▶ [WHAT YOU ARE ASKED TO DO] Pick out each line of the data that contains the string "teilen". Case counts, so match the letters exactly as they are capitalized.

▶ [RECORDED INFORMATION]
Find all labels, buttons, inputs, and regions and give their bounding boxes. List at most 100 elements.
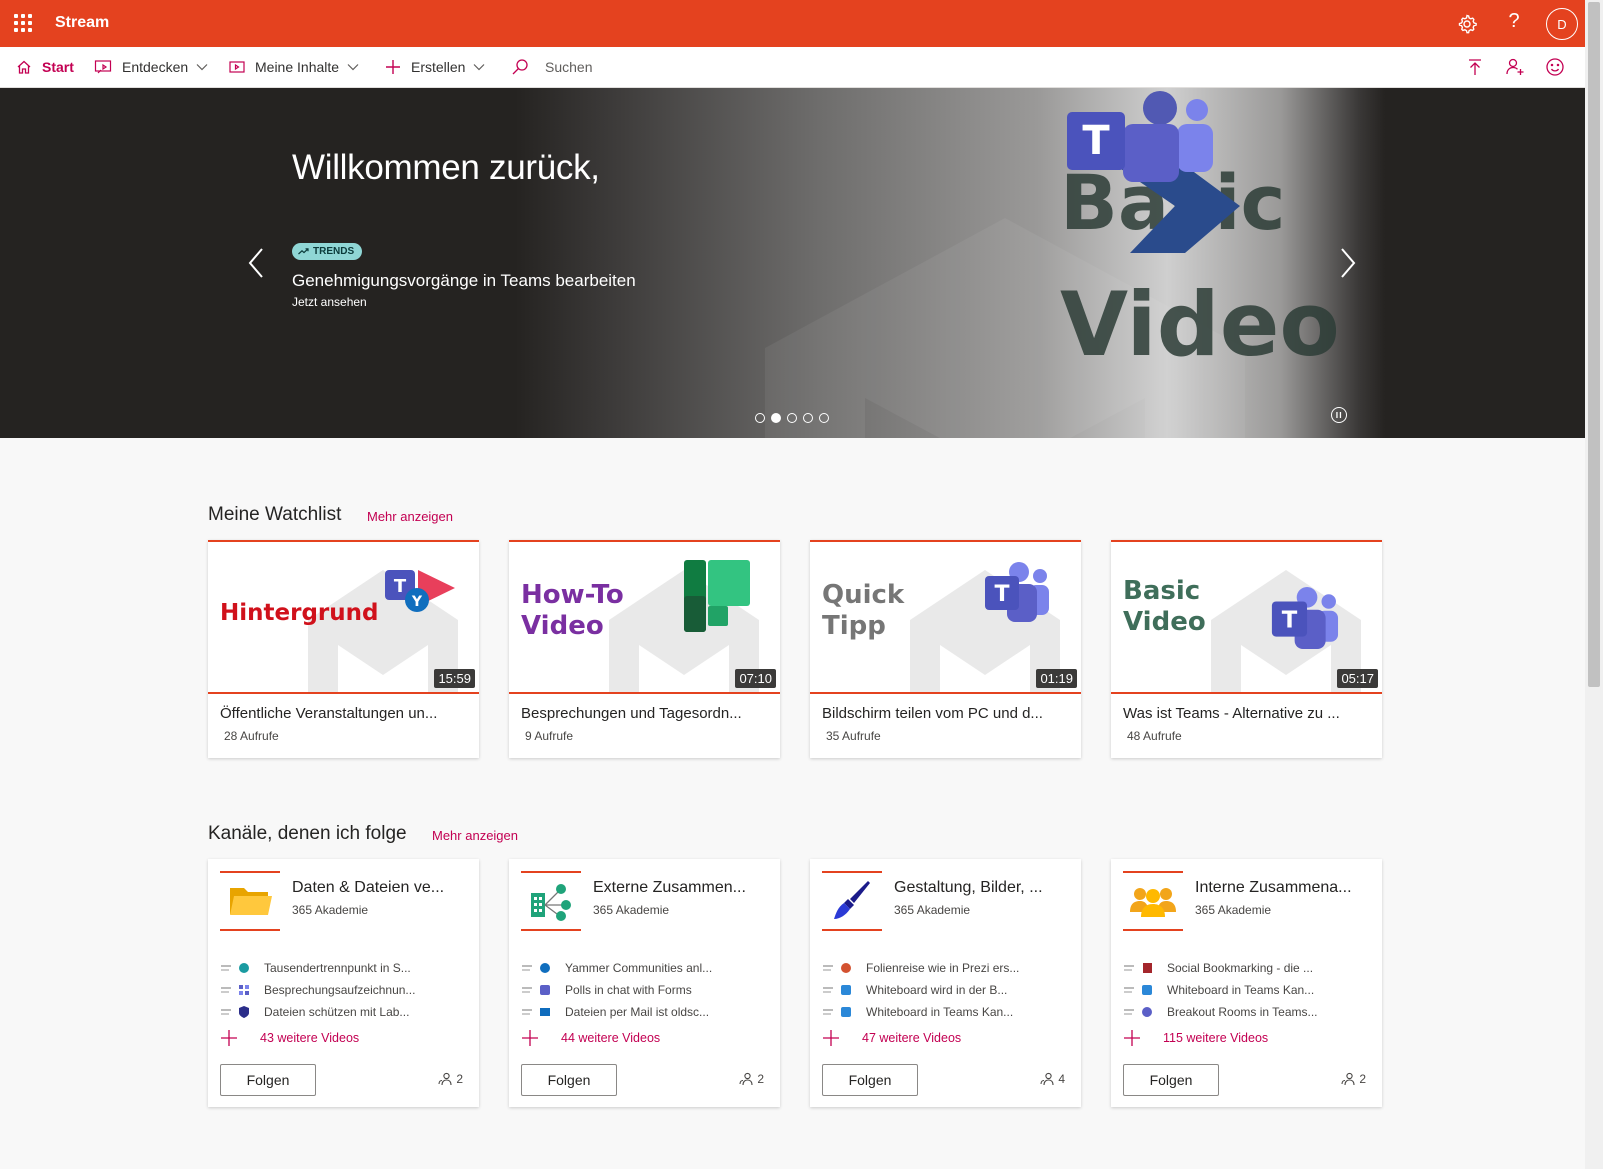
channel-video-item[interactable]: Besprechungsaufzeichnun... [220,981,415,999]
nav-meine-inhalte-label: Meine Inhalte [255,59,340,75]
carousel-dot-2[interactable] [771,413,781,423]
carousel-pause-icon[interactable] [1331,407,1347,423]
carousel-dot-1[interactable] [755,413,765,423]
watchlist-heading: Meine Watchlist [208,504,342,525]
page-scrollbar[interactable] [1585,0,1603,1169]
planner-icon [684,560,750,632]
folder-icon [230,888,272,915]
search-box[interactable]: Suchen [511,47,592,87]
video-card[interactable]: Quick Tipp T 01:19 Bildschirm teilen vom… [810,540,1081,758]
video-thumbnail[interactable]: Hintergrund T Y 15:59 [208,542,479,694]
video-card[interactable]: Hintergrund T Y 15:59 Öffentliche Verans… [208,540,479,758]
channel-video-item[interactable]: Folienreise wie in Prezi ers... [822,959,1019,977]
home-icon [17,60,31,74]
plus-icon [522,1030,538,1046]
follow-button[interactable]: Folgen [220,1064,316,1096]
scrollbar-thumb[interactable] [1588,2,1600,687]
channel-name[interactable]: Externe Zusammen... [593,879,768,897]
channel-video-title: Tausendertrennpunkt in S... [264,961,411,975]
video-thumbnail[interactable]: Quick Tipp T 01:19 [810,542,1081,694]
followers-icon [1040,1072,1054,1086]
video-title[interactable]: Bildschirm teilen vom PC und d... [822,705,1070,722]
nav-entdecken[interactable]: Entdecken [94,47,208,87]
video-thumbnail[interactable]: Basic Video T 05:17 [1111,542,1382,694]
help-icon[interactable]: ? [1504,10,1524,33]
channel-video-title: Yammer Communities anl... [565,961,713,975]
video-title[interactable]: Besprechungen und Tagesordn... [521,705,769,722]
trends-badge-label: TRENDS [313,246,355,257]
feedback-smiley-icon[interactable] [1545,57,1565,77]
channel-video-item[interactable]: Dateien per Mail ist oldsc... [521,1003,709,1021]
nav-start-label: Start [42,59,74,75]
video-mini-thumbnail [1123,983,1155,997]
trending-icon [298,248,309,255]
search-input[interactable]: Suchen [545,59,592,75]
settings-gear-icon[interactable] [1455,12,1479,36]
channel-video-item[interactable]: Whiteboard wird in der B... [822,981,1007,999]
channel-video-title: Breakout Rooms in Teams... [1167,1005,1318,1019]
channel-followers: 2 [438,1072,463,1086]
channel-name[interactable]: Daten & Dateien ve... [292,879,467,897]
channel-more-videos[interactable]: 115 weitere Videos [1123,1029,1268,1047]
channel-video-title: Dateien per Mail ist oldsc... [565,1005,710,1019]
video-card[interactable]: Basic Video T 05:17 Was ist Teams - Alte… [1111,540,1382,758]
nav-meine-inhalte[interactable]: Meine Inhalte [229,47,359,87]
channel-video-item[interactable]: Whiteboard in Teams Kan... [1123,981,1314,999]
follow-button[interactable]: Folgen [1123,1064,1219,1096]
carousel-next-icon[interactable] [1336,243,1360,283]
upload-icon[interactable] [1465,57,1485,77]
follower-count: 2 [456,1072,463,1086]
video-mini-thumbnail [521,1005,553,1019]
carousel-dot-4[interactable] [803,413,813,423]
channel-more-videos[interactable]: 44 weitere Videos [521,1029,660,1047]
plus-icon [386,60,400,74]
channel-more-videos[interactable]: 43 weitere Videos [220,1029,359,1047]
app-title[interactable]: Stream [55,14,109,32]
teams-power-automate-icon: T [1067,91,1240,253]
follow-button[interactable]: Folgen [521,1064,617,1096]
watchlist-more-link[interactable]: Mehr anzeigen [367,509,453,524]
carousel-dot-5[interactable] [819,413,829,423]
channel-video-item[interactable]: Social Bookmarking - die ... [1123,959,1313,977]
carousel-dot-3[interactable] [787,413,797,423]
channel-more-videos[interactable]: 47 weitere Videos [822,1029,961,1047]
video-views: 28 Aufrufe [224,729,279,743]
add-user-icon[interactable] [1505,57,1525,77]
channel-org: 365 Akademie [593,903,670,917]
channels-more-link[interactable]: Mehr anzeigen [432,828,518,843]
user-avatar[interactable]: D [1546,8,1578,40]
channel-org: 365 Akademie [894,903,971,917]
channel-video-item[interactable]: Polls in chat with Forms [521,981,692,999]
nav-start[interactable]: Start [16,47,74,87]
channel-name[interactable]: Interne Zusammena... [1195,879,1370,897]
my-content-icon [229,61,245,73]
video-thumbnail[interactable]: How-To Video 07:10 [509,542,780,694]
channel-video-item[interactable]: Yammer Communities anl... [521,959,712,977]
app-launcher-icon[interactable] [14,14,32,32]
video-title[interactable]: Öffentliche Veranstaltungen un... [220,705,468,722]
nav-bar: Start Entdecken Meine Inhalte Erstellen … [0,47,1585,88]
hero-watch-now-link[interactable]: Jetzt ansehen [292,295,367,309]
channel-video-item[interactable]: Whiteboard in Teams Kan... [822,1003,1013,1021]
carousel-prev-icon[interactable] [244,243,268,283]
plus-icon [221,1030,237,1046]
thumbnail-text: Quick Tipp [822,580,905,642]
channel-video-item[interactable]: Breakout Rooms in Teams... [1123,1003,1318,1021]
follow-button[interactable]: Folgen [822,1064,918,1096]
video-mini-thumbnail [220,1005,252,1019]
channel-icon[interactable] [822,871,882,931]
video-title[interactable]: Was ist Teams - Alternative zu ... [1123,705,1371,722]
channel-icon[interactable] [220,871,280,931]
channel-video-item[interactable]: Tausendertrennpunkt in S... [220,959,411,977]
nav-erstellen[interactable]: Erstellen [385,47,485,87]
hero-background-image[interactable]: Basic Video T [515,88,1385,438]
channel-icon[interactable] [521,871,581,931]
video-card[interactable]: How-To Video 07:10 Besprechungen und Tag… [509,540,780,758]
channel-icon[interactable] [1123,871,1183,931]
carousel-pager [755,413,829,423]
channel-video-item[interactable]: Dateien schützen mit Lab... [220,1003,409,1021]
hero-video-title[interactable]: Genehmigungsvorgänge in Teams bearbeiten [292,271,636,291]
channel-name[interactable]: Gestaltung, Bilder, ... [894,879,1069,897]
paintbrush-icon [834,881,870,919]
teams-icon: T [985,562,1049,622]
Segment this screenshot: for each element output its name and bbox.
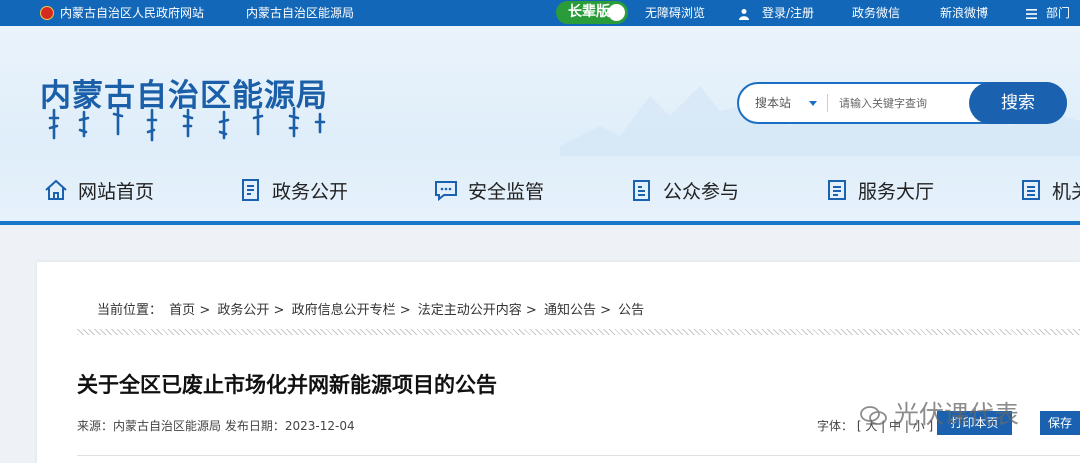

▶ [TASK RESPONSE]
video-card[interactable]: Quick Tipp T 01:19 Bildschirm teilen vom… [810,540,1081,758]
video-title[interactable]: Bildschirm teilen vom PC und d... [822,705,1070,722]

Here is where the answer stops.